● Tasks to perform
a - Summarize the nine-month financial results excerpt in two sentences.
b - According to the nine-month financial results excerpt, why did gross margin fall to 43.7 percent? Answer in one or two sentences.
c - Copy out the nine-month financial results excerpt, everything from "Marketing expenses totaled" down to "(6.7) percent for the first nine months of 2021.", swapping "first nine months" for "opening nine months" throughout.

● Document excerpt
·····

Gross profit totaled $93.3 million compared to $97.9 million in the first nine months of 2021, while gross margin declined to 43.7 percent versus 54.3 percent YoY. The decrease in gross margin primarily reflects costs related to our simplification initiatives, higher logistics costs, a lower mix of international sales, and unfavorable foreign exchange rates. Excluding the impact of our simplification initiatives to optimize inventory of $13.6 million, year-to-date adjusted gross profit increased 9.3 percent YoY to $106.9 million, and adjusted gross margin was 50.2 percent compared to 54.3 percent for the first nine months of 2021. The decline in adjusted gross margin primarily relates to higher distribution center and logistics costs, lower mix of international sales, and unfavorable FX rates, partially offset by a higher mix of margin accretive retail store sales.
SG&A was $125.9 million, or 58.9 percent of revenue, compared to $85.5 million, or 47.5 percent of revenue, in the first nine months of 2021, with the increase primarily driven by expenses for the opening of 19 new stores during the period and operating expenses for 23 additional stores opened since the third quarter of 2021, increased headcount, and recurring public company operating costs. Adjusted SG&A was $124.9 million, or 58.6 percent of adjusted net revenue, compared to $85.5 million, or 47.5 percent of adjusted net revenue, in the third quarter of 2021. Adjusted SG&A excludes the impact of our simplification initiatives to streamline its corporate operating structure.
Marketing expenses totaled $42.3 million versus $38.8 million compared to the first nine months of 2021 and improved as a percentage of revenue to 19.8 percent from 21.5 percent a year ago, due to improvements in marketing efficiency.
Net loss was $76.5 million compared to $34.9 million in the first nine months of 2021, and the net loss margin was 35.8 percent compared to 19.4 percent in the first nine months of 2021. Adjusted for the impact of the simplification initiatives, and corresponding estimated income tax on such items, the adjusted net loss was $62.3 million and the net loss margin was 29.2 percent.
Adjusted EBITDA loss was $34.1 million compared to a loss of $12.1 million in the first nine months of 2021, and adjusted EBITDA margin declined to (16.0) percent compared to (6.7) percent for the first nine months of 2021.

·····

● Given information
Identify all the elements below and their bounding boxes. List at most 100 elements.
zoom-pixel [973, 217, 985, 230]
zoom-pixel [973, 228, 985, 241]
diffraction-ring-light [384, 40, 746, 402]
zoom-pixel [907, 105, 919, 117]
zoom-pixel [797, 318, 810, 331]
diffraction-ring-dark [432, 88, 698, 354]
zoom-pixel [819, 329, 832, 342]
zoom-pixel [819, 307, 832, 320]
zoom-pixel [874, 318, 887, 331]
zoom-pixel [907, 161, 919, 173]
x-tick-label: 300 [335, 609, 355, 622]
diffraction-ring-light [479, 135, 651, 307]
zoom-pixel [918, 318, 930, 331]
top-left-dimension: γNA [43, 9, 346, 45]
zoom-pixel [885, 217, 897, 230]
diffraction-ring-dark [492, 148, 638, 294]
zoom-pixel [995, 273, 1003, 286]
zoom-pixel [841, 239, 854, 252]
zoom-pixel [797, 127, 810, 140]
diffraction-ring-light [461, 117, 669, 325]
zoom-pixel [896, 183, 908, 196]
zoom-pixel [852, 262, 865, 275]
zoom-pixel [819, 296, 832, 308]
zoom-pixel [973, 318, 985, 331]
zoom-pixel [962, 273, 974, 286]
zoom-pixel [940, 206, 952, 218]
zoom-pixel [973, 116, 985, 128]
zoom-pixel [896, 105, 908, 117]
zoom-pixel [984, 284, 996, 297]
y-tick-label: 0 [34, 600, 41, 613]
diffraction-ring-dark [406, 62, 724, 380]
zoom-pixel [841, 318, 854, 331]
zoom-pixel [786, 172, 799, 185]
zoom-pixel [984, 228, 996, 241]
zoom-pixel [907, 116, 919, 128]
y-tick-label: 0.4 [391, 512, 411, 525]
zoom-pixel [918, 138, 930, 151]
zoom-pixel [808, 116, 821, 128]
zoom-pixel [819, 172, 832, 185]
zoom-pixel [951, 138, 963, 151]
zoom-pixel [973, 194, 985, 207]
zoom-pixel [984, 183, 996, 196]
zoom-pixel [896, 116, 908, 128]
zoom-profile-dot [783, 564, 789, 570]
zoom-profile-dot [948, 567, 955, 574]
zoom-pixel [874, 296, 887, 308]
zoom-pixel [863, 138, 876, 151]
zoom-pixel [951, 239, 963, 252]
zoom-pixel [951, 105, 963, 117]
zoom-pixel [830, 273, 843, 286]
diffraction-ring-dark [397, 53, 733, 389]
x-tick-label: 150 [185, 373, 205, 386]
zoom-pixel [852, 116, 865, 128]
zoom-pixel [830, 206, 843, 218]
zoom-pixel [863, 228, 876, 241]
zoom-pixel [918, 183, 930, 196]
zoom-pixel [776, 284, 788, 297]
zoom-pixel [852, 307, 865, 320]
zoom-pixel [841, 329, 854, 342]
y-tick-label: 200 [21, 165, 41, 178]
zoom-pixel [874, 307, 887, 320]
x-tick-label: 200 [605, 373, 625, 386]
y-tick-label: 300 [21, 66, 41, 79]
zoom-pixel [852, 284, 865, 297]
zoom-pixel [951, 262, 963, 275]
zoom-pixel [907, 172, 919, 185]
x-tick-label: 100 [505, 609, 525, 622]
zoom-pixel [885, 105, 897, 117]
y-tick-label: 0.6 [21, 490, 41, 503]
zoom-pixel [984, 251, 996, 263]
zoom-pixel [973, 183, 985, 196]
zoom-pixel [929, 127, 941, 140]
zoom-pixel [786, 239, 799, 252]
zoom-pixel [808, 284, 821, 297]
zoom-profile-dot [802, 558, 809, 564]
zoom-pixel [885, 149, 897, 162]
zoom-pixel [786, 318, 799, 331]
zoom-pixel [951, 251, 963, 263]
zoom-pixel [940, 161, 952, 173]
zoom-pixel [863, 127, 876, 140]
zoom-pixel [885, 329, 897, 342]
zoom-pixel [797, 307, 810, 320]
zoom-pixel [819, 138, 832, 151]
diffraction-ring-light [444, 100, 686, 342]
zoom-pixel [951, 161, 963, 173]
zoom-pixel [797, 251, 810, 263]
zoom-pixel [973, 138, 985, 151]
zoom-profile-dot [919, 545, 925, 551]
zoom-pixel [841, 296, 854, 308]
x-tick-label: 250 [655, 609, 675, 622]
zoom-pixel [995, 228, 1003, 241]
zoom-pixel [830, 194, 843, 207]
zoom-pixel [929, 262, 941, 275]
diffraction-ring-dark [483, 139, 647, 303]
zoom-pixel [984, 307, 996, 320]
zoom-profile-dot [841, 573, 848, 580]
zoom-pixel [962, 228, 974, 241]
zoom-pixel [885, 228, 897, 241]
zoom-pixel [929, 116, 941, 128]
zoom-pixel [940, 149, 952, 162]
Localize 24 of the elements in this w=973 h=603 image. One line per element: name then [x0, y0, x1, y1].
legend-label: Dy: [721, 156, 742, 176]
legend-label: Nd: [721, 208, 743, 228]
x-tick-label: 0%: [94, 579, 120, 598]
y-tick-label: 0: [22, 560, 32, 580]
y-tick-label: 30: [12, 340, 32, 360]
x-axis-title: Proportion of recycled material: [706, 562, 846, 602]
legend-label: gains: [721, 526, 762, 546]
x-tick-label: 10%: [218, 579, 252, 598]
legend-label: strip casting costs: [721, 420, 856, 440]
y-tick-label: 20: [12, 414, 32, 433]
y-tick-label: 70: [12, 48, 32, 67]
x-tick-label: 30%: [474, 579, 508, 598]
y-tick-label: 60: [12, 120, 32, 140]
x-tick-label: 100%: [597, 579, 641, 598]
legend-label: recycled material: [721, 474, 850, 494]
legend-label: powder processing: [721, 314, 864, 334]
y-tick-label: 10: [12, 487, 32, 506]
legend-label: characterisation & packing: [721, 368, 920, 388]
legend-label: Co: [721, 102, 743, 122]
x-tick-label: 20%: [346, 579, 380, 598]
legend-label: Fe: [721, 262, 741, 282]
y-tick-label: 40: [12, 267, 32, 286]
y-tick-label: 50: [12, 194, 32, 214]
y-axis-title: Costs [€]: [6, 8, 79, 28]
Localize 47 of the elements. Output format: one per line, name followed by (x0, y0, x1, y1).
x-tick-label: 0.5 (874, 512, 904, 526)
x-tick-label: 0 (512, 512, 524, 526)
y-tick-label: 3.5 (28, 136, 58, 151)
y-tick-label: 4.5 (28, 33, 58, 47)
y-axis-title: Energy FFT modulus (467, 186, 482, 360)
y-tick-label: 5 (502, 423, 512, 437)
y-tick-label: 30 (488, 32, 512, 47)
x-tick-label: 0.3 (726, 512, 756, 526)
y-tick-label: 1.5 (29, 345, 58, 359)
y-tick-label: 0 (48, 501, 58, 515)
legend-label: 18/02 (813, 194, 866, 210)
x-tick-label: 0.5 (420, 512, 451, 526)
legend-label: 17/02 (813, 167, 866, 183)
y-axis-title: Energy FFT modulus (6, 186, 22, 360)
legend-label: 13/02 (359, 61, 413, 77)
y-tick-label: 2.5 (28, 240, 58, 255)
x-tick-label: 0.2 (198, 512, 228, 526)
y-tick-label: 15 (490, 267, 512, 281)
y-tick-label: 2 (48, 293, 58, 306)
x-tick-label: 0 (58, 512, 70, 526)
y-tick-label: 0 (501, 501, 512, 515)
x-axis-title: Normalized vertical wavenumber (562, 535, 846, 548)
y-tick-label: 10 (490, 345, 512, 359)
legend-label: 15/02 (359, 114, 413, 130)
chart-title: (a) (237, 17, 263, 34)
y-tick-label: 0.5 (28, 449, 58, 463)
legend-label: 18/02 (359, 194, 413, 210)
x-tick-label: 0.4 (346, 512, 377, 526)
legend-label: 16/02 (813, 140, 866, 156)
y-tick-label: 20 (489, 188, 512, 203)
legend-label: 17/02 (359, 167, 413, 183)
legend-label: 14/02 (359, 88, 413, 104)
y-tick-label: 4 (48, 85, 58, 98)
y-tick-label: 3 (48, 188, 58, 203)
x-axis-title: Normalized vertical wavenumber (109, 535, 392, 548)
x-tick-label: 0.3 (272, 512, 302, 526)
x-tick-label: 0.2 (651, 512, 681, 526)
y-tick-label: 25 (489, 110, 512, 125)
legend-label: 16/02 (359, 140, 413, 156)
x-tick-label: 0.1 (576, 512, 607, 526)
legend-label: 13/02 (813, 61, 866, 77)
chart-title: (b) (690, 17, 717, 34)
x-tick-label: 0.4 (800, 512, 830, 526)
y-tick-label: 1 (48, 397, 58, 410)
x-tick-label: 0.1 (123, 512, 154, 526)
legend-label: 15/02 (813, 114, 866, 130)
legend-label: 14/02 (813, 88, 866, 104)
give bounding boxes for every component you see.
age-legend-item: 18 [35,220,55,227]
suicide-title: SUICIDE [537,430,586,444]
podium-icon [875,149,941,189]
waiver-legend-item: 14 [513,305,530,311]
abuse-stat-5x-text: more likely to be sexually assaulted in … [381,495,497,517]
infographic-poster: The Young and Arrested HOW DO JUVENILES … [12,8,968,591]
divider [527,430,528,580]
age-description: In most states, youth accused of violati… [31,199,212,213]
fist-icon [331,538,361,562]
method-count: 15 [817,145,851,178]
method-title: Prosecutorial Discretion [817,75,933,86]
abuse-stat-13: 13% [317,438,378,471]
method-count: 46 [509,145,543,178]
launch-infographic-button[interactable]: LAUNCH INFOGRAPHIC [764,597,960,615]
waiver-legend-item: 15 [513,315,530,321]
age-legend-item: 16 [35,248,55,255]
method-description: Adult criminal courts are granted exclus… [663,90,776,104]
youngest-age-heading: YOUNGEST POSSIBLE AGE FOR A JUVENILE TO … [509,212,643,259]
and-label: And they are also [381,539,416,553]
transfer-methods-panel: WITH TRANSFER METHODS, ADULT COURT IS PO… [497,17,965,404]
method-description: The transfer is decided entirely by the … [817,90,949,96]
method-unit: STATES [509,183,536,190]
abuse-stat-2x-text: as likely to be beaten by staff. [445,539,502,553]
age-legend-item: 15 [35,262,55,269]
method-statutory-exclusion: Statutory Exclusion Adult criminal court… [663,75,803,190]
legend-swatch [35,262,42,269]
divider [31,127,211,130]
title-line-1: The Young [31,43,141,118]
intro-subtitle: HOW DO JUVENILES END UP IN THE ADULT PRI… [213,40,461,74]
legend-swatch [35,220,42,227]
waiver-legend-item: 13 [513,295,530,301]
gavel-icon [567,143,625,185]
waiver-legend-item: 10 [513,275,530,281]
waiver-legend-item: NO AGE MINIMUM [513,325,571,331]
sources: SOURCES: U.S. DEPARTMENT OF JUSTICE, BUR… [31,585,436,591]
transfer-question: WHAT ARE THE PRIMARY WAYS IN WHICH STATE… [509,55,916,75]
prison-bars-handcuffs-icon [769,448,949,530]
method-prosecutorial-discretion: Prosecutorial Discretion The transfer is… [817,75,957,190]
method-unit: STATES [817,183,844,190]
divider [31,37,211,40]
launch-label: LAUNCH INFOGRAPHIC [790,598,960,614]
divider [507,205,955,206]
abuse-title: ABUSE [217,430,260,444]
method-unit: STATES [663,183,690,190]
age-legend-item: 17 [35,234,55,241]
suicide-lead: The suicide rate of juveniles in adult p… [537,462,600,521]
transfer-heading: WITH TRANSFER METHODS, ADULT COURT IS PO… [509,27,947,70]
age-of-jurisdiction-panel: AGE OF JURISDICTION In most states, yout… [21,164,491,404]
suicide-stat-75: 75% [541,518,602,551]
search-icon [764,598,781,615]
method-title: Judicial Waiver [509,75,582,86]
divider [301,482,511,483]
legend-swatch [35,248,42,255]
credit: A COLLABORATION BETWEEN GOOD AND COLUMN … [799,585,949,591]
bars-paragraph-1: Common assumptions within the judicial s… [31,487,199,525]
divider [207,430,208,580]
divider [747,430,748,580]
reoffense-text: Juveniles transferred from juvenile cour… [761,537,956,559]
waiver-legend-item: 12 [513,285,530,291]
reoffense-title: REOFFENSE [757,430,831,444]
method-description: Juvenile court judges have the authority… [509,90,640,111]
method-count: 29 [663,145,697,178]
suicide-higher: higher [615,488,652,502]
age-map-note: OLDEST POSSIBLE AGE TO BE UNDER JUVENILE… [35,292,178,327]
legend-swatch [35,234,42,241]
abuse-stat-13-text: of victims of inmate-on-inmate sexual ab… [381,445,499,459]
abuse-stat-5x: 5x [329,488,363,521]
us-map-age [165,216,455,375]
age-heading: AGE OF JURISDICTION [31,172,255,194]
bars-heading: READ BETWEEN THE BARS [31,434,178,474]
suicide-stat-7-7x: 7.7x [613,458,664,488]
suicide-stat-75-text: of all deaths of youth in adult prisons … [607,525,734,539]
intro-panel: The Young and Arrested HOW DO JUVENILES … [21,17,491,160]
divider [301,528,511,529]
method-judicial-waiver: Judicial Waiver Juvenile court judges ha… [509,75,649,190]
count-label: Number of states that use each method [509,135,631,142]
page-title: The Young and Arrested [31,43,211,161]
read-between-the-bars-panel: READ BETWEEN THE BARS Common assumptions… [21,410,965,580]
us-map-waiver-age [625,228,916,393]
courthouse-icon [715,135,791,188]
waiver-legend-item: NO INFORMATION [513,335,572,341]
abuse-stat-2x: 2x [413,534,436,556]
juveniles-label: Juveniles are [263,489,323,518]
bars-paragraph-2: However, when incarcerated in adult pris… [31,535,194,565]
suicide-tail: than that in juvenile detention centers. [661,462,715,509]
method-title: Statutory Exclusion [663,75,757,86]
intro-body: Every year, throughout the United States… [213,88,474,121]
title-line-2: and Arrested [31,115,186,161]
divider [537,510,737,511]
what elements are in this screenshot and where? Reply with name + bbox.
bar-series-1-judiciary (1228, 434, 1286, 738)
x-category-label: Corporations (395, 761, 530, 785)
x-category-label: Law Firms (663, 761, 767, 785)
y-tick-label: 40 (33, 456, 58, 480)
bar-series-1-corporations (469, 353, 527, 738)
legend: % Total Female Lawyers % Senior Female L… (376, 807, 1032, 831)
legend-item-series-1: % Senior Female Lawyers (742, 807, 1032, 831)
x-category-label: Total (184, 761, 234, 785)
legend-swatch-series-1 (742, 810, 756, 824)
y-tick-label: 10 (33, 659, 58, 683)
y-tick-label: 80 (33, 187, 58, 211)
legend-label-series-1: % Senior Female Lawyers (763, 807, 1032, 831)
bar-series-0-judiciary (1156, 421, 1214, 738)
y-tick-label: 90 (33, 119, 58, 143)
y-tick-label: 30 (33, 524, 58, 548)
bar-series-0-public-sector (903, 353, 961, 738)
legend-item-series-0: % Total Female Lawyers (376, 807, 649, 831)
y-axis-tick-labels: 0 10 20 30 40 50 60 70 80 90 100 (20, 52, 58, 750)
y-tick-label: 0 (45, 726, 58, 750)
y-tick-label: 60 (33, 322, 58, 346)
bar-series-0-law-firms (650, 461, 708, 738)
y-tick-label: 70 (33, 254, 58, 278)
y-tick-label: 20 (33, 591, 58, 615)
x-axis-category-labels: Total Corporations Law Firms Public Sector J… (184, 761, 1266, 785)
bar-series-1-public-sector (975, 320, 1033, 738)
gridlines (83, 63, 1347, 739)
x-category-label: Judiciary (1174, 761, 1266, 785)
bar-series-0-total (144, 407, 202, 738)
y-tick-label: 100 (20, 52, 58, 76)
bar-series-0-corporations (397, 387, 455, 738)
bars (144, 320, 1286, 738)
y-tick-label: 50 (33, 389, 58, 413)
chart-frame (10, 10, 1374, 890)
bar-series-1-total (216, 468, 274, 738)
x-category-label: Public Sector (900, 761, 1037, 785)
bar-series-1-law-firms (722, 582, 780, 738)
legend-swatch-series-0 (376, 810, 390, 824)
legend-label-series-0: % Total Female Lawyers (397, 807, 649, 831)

·····

● Expected responses
a - Compared with the first nine months of 2021, gross profit fell to $93.3 million and gross margin to 43.7 percent, while SG&A rose to $125.9 million and marketing expenses to $42.3 million. The net loss widened to $76.5 million, and the adjusted EBITDA loss grew to $34.1 million.

b - Gross margin fell mainly because of costs related to the simplification initiatives, higher logistics costs, a lower mix of international sales and unfavorable foreign exchange rates.

c -
Marketing expenses totaled $42.3 million versus $38.8 million compared to the opening nine months of 2021 and improved as a percentage of revenue to 19.8 percent from 21.5 percent a year ago, due to improvements in marketing efficiency.
Net loss was $76.5 million compared to $34.9 million in the opening nine months of 2021, and the net loss margin was 35.8 percent compared to 19.4 percent in the opening nine months of 2021. Adjusted for the impact of the simplification initiatives, and corresponding estimated income tax on such items, the adjusted net loss was $62.3 million and the net loss margin was 29.2 percent.
Adjusted EBITDA loss was $34.1 million compared to a loss of $12.1 million in the opening nine months of 2021, and adjusted EBITDA margin declined to (16.0) percent compared to (6.7) percent for the opening nine months of 2021.